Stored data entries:
---+---

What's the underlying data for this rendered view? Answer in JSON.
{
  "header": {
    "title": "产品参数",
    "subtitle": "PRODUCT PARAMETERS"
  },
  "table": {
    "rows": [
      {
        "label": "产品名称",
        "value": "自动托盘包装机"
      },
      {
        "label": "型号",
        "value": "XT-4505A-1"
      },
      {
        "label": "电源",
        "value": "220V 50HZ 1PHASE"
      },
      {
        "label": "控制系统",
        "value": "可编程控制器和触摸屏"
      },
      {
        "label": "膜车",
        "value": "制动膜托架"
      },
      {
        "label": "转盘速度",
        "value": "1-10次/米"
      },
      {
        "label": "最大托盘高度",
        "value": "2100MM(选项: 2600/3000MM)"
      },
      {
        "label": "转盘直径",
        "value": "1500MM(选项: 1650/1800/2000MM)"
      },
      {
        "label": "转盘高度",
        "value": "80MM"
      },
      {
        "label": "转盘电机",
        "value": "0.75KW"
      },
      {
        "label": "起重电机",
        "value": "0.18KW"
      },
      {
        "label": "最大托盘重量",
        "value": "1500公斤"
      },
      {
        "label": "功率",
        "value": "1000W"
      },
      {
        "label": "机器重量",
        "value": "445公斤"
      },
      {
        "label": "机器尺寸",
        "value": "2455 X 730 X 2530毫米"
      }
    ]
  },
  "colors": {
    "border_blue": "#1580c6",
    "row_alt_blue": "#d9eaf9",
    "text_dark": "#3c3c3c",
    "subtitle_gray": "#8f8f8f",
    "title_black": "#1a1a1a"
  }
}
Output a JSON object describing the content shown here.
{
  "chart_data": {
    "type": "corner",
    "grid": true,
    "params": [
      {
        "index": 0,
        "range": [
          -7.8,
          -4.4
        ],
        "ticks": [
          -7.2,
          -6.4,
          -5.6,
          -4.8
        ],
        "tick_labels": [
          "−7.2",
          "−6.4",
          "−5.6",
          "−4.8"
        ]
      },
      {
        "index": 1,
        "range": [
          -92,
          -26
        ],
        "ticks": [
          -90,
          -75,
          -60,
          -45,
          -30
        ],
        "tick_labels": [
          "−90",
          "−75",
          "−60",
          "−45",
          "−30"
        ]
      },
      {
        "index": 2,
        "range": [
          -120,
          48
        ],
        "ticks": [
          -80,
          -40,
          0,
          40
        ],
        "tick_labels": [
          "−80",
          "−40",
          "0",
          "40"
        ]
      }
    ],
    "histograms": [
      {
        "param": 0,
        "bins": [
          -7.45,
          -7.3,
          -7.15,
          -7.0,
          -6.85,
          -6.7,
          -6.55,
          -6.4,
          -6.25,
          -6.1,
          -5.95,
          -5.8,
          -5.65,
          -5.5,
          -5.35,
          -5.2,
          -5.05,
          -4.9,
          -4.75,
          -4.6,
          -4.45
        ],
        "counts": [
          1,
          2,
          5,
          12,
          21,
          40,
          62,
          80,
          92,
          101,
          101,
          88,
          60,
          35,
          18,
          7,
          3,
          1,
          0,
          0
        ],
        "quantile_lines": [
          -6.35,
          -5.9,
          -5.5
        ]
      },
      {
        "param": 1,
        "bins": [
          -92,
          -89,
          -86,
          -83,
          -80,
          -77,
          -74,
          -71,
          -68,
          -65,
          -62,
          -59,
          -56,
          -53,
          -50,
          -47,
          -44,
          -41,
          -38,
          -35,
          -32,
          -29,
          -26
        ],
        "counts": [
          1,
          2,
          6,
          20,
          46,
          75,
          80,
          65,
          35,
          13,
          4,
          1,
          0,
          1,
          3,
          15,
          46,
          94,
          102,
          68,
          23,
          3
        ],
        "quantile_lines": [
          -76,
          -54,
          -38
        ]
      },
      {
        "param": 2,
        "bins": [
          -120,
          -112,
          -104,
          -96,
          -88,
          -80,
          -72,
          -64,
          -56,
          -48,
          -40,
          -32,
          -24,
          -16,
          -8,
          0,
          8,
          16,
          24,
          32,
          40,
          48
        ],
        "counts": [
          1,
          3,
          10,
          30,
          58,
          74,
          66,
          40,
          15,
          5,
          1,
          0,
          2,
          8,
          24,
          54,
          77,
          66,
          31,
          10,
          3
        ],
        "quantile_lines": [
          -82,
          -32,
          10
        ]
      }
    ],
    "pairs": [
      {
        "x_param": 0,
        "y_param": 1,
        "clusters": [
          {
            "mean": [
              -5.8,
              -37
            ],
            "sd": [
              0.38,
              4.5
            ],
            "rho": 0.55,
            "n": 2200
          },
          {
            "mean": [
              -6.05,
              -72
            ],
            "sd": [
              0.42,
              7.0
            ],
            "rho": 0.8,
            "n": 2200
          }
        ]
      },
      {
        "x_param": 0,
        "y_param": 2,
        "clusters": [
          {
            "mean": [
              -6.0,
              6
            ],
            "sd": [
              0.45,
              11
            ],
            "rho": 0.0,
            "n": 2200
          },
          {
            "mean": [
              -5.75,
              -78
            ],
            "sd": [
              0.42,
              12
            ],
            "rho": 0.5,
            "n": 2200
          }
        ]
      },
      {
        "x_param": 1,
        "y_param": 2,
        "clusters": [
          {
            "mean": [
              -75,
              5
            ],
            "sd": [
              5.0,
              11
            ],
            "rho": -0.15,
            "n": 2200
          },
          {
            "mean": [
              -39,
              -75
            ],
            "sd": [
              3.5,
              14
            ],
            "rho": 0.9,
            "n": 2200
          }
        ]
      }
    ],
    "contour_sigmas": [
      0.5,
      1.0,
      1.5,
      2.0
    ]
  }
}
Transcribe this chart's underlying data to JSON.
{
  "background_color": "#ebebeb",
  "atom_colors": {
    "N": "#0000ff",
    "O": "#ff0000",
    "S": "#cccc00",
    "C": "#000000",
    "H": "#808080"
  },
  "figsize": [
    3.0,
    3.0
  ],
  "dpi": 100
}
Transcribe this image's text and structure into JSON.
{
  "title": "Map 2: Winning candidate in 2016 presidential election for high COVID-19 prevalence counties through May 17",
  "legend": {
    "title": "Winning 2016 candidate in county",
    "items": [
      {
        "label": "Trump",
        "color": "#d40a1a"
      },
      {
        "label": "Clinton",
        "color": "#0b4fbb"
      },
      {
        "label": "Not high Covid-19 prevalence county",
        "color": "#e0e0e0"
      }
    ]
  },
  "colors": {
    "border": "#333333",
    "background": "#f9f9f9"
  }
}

---+---

PROBLEM » Write out the entries in full, exactly as given.

COMPLETED TASK »
What's the underlying data for this rendered view? Answer in JSON.
{
  "header": {
    "title": "产品参数",
    "subtitle": "PRODUCT PARAMETERS"
  },
  "table": {
    "rows": [
      {
        "label": "产品名称",
        "value": "自动托盘包装机"
      },
      {
        "label": "型号",
        "value": "XT-4505A-1"
      },
      {
        "label": "电源",
        "value": "220V 50HZ 1PHASE"
      },
      {
        "label": "控制系统",
        "value": "可编程控制器和触摸屏"
      },
      {
        "label": "膜车",
        "value": "制动膜托架"
      },
      {
        "label": "转盘速度",
        "value": "1-10次/米"
      },
      {
        "label": "最大托盘高度",
        "value": "2100MM(选项: 2600/3000MM)"
      },
      {
        "label": "转盘直径",
        "value": "1500MM(选项: 1650/1800/2000MM)"
      },
      {
        "label": "转盘高度",
        "value": "80MM"
      },
      {
        "label": "转盘电机",
        "value": "0.75KW"
      },
      {
        "label": "起重电机",
        "value": "0.18KW"
      },
      {
        "label": "最大托盘重量",
        "value": "1500公斤"
      },
      {
        "label": "功率",
        "value": "1000W"
      },
      {
        "label": "机器重量",
        "value": "445公斤"
      },
      {
        "label": "机器尺寸",
        "value": "2455 X 730 X 2530毫米"
      }
    ]
  },
  "colors": {
    "border_blue": "#1580c6",
    "row_alt_blue": "#d9eaf9",
    "text_dark": "#3c3c3c",
    "subtitle_gray": "#8f8f8f",
    "title_black": "#1a1a1a"
  }
}
Output a JSON object describing the content shown here.
{
  "chart_data": {
    "type": "corner",
    "grid": true,
    "params": [
      {
        "index": 0,
        "range": [
          -7.8,
          -4.4
        ],
        "ticks": [
          -7.2,
          -6.4,
          -5.6,
          -4.8
        ],
        "tick_labels": [
          "−7.2",
          "−6.4",
          "−5.6",
          "−4.8"
        ]
      },
      {
        "index": 1,
        "range": [
          -92,
          -26
        ],
        "ticks": [
          -90,
          -75,
          -60,
          -45,
          -30
        ],
        "tick_labels": [
          "−90",
          "−75",
          "−60",
          "−45",
          "−30"
        ]
      },
      {
        "index": 2,
        "range": [
          -120,
          48
        ],
        "ticks": [
          -80,
          -40,
          0,
          40
        ],
        "tick_labels": [
          "−80",
          "−40",
          "0",
          "40"
        ]
      }
    ],
    "histograms": [
      {
        "param": 0,
        "bins": [
          -7.45,
          -7.3,
          -7.15,
          -7.0,
          -6.85,
          -6.7,
          -6.55,
          -6.4,
          -6.25,
          -6.1,
          -5.95,
          -5.8,
          -5.65,
          -5.5,
          -5.35,
          -5.2,
          -5.05,
          -4.9,
          -4.75,
          -4.6,
          -4.45
        ],
        "counts": [
          1,
          2,
          5,
          12,
          21,
          40,
          62,
          80,
          92,
          101,
          101,
          88,
          60,
          35,
          18,
          7,
          3,
          1,
          0,
          0
        ],
        "quantile_lines": [
          -6.35,
          -5.9,
          -5.5
        ]
      },
      {
        "param": 1,
        "bins": [
          -92,
          -89,
          -86,
          -83,
          -80,
          -77,
          -74,
          -71,
          -68,
          -65,
          -62,
          -59,
          -56,
          -53,
          -50,
          -47,
          -44,
          -41,
          -38,
          -35,
          -32,
          -29,
          -26
        ],
        "counts": [
          1,
          2,
          6,
          20,
          46,
          75,
          80,
          65,
          35,
          13,
          4,
          1,
          0,
          1,
          3,
          15,
          46,
          94,
          102,
          68,
          23,
          3
        ],
        "quantile_lines": [
          -76,
          -54,
          -38
        ]
      },
      {
        "param": 2,
        "bins": [
          -120,
          -112,
          -104,
          -96,
          -88,
          -80,
          -72,
          -64,
          -56,
          -48,
          -40,
          -32,
          -24,
          -16,
          -8,
          0,
          8,
          16,
          24,
          32,
          40,
          48
        ],
        "counts": [
          1,
          3,
          10,
          30,
          58,
          74,
          66,
          40,
          15,
          5,
          1,
          0,
          2,
          8,
          24,
          54,
          77,
          66,
          31,
          10,
          3
        ],
        "quantile_lines": [
          -82,
          -32,
          10
        ]
      }
    ],
    "pairs": [
      {
        "x_param": 0,
        "y_param": 1,
        "clusters": [
          {
            "mean": [
              -5.8,
              -37
            ],
            "sd": [
              0.38,
              4.5
            ],
            "rho": 0.55,
            "n": 2200
          },
          {
            "mean": [
              -6.05,
              -72
            ],
            "sd": [
              0.42,
              7.0
            ],
            "rho": 0.8,
            "n": 2200
          }
        ]
      },
      {
        "x_param": 0,
        "y_param": 2,
        "clusters": [
          {
            "mean": [
              -6.0,
              6
            ],
            "sd": [
              0.45,
              11
            ],
            "rho": 0.0,
            "n": 2200
          },
          {
            "mean": [
              -5.75,
              -78
            ],
            "sd": [
              0.42,
              12
            ],
            "rho": 0.5,
            "n": 2200
          }
        ]
      },
      {
        "x_param": 1,
        "y_param": 2,
        "clusters": [
          {
            "mean": [
              -75,
              5
            ],
            "sd": [
              5.0,
              11
            ],
            "rho": -0.15,
            "n": 2200
          },
          {
            "mean": [
              -39,
              -75
            ],
            "sd": [
              3.5,
              14
            ],
            "rho": 0.9,
            "n": 2200
          }
        ]
      }
    ],
    "contour_sigmas": [
      0.5,
      1.0,
      1.5,
      2.0
    ]
  }
}
Transcribe this chart's underlying data to JSON.
{
  "background_color": "#ebebeb",
  "atom_colors": {
    "N": "#0000ff",
    "O": "#ff0000",
    "S": "#cccc00",
    "C": "#000000",
    "H": "#808080"
  },
  "figsize": [
    3.0,
    3.0
  ],
  "dpi": 100
}
Transcribe this image's text and structure into JSON.
{
  "title": "Map 2: Winning candidate in 2016 presidential election for high COVID-19 prevalence counties through May 17",
  "legend": {
    "title": "Winning 2016 candidate in county",
    "items": [
      {
        "label": "Trump",
        "color": "#d40a1a"
      },
      {
        "label": "Clinton",
        "color": "#0b4fbb"
      },
      {
        "label": "Not high Covid-19 prevalence county",
        "color": "#e0e0e0"
      }
    ]
  },
  "colors": {
    "border": "#333333",
    "background": "#f9f9f9"
  }
}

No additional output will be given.